Problem
Every entry must be echoed exactly.

##############################

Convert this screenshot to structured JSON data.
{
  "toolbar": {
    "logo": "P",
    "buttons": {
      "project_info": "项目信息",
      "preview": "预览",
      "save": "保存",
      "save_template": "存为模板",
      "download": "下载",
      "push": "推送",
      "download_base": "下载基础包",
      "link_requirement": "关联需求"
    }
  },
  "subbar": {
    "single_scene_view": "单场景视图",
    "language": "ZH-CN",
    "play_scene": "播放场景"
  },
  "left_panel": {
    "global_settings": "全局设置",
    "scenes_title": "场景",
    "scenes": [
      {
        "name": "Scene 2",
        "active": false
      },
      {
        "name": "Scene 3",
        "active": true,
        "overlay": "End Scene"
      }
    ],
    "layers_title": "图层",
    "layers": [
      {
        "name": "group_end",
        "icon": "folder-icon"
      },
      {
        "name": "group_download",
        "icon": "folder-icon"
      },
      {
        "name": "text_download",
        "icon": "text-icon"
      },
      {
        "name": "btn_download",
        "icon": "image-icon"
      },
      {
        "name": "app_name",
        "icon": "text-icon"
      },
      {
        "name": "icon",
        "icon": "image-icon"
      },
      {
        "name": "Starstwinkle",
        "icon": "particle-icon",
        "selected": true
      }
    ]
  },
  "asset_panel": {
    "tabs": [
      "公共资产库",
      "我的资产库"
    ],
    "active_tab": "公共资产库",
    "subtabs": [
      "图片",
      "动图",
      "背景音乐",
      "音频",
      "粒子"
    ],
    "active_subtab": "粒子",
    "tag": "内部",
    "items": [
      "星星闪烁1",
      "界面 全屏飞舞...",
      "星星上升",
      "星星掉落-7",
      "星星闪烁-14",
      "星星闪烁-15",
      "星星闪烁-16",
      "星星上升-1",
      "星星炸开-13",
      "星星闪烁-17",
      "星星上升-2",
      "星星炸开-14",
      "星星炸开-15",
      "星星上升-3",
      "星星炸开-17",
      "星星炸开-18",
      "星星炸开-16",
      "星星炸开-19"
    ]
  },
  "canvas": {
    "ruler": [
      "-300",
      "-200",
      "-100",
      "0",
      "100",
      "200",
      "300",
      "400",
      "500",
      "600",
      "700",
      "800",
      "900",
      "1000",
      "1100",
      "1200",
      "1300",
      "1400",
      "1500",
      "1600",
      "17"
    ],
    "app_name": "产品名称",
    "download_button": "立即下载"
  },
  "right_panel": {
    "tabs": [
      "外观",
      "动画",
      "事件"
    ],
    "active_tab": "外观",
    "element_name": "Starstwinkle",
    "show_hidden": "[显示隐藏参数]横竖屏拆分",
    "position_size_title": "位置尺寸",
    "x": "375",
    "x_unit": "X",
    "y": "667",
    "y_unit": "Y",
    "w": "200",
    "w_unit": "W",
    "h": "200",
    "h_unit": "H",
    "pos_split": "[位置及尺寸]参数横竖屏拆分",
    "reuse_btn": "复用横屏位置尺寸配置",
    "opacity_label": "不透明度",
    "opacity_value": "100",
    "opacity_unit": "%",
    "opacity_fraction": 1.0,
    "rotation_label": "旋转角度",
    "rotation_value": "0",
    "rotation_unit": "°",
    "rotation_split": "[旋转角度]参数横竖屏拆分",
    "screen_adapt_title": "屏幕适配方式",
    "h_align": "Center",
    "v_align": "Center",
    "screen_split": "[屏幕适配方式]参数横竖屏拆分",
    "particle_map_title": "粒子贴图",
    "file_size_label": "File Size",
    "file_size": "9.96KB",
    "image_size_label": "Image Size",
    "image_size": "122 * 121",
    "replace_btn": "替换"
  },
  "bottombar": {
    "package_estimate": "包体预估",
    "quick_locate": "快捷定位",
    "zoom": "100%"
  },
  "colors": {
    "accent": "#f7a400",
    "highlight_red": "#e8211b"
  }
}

##############################

Task solution
Convert this screenshot to structured JSON data.
{
  "toolbar": {
    "logo": "P",
    "buttons": {
      "project_info": "项目信息",
      "preview": "预览",
      "save": "保存",
      "save_template": "存为模板",
      "download": "下载",
      "push": "推送",
      "download_base": "下载基础包",
      "link_requirement": "关联需求"
    }
  },
  "subbar": {
    "single_scene_view": "单场景视图",
    "language": "ZH-CN",
    "play_scene": "播放场景"
  },
  "left_panel": {
    "global_settings": "全局设置",
    "scenes_title": "场景",
    "scenes": [
      {
        "name": "Scene 2",
        "active": false
      },
      {
        "name": "Scene 3",
        "active": true,
        "overlay": "End Scene"
      }
    ],
    "layers_title": "图层",
    "layers": [
      {
        "name": "group_end",
        "icon": "folder-icon"
      },
      {
        "name": "group_download",
        "icon": "folder-icon"
      },
      {
        "name": "text_download",
        "icon": "text-icon"
      },
      {
        "name": "btn_download",
        "icon": "image-icon"
      },
      {
        "name": "app_name",
        "icon": "text-icon"
      },
      {
        "name": "icon",
        "icon": "image-icon"
      },
      {
        "name": "Starstwinkle",
        "icon": "particle-icon",
        "selected": true
      }
    ]
  },
  "asset_panel": {
    "tabs": [
      "公共资产库",
      "我的资产库"
    ],
    "active_tab": "公共资产库",
    "subtabs": [
      "图片",
      "动图",
      "背景音乐",
      "音频",
      "粒子"
    ],
    "active_subtab": "粒子",
    "tag": "内部",
    "items": [
      "星星闪烁1",
      "界面 全屏飞舞...",
      "星星上升",
      "星星掉落-7",
      "星星闪烁-14",
      "星星闪烁-15",
      "星星闪烁-16",
      "星星上升-1",
      "星星炸开-13",
      "星星闪烁-17",
      "星星上升-2",
      "星星炸开-14",
      "星星炸开-15",
      "星星上升-3",
      "星星炸开-17",
      "星星炸开-18",
      "星星炸开-16",
      "星星炸开-19"
    ]
  },
  "canvas": {
    "ruler": [
      "-300",
      "-200",
      "-100",
      "0",
      "100",
      "200",
      "300",
      "400",
      "500",
      "600",
      "700",
      "800",
      "900",
      "1000",
      "1100",
      "1200",
      "1300",
      "1400",
      "1500",
      "1600",
      "17"
    ],
    "app_name": "产品名称",
    "download_button": "立即下载"
  },
  "right_panel": {
    "tabs": [
      "外观",
      "动画",
      "事件"
    ],
    "active_tab": "外观",
    "element_name": "Starstwinkle",
    "show_hidden": "[显示隐藏参数]横竖屏拆分",
    "position_size_title": "位置尺寸",
    "x": "375",
    "x_unit": "X",
    "y": "667",
    "y_unit": "Y",
    "w": "200",
    "w_unit": "W",
    "h": "200",
    "h_unit": "H",
    "pos_split": "[位置及尺寸]参数横竖屏拆分",
    "reuse_btn": "复用横屏位置尺寸配置",
    "opacity_label": "不透明度",
    "opacity_value": "100",
    "opacity_unit": "%",
    "opacity_fraction": 1.0,
    "rotation_label": "旋转角度",
    "rotation_value": "0",
    "rotation_unit": "°",
    "rotation_split": "[旋转角度]参数横竖屏拆分",
    "screen_adapt_title": "屏幕适配方式",
    "h_align": "Center",
    "v_align": "Center",
    "screen_split": "[屏幕适配方式]参数横竖屏拆分",
    "particle_map_title": "粒子贴图",
    "file_size_label": "File Size",
    "file_size": "9.96KB",
    "image_size_label": "Image Size",
    "image_size": "122 * 121",
    "replace_btn": "替换"
  },
  "bottombar": {
    "package_estimate": "包体预估",
    "quick_locate": "快捷定位",
    "zoom": "100%"
  },
  "colors": {
    "accent": "#f7a400",
    "highlight_red": "#e8211b"
  }
}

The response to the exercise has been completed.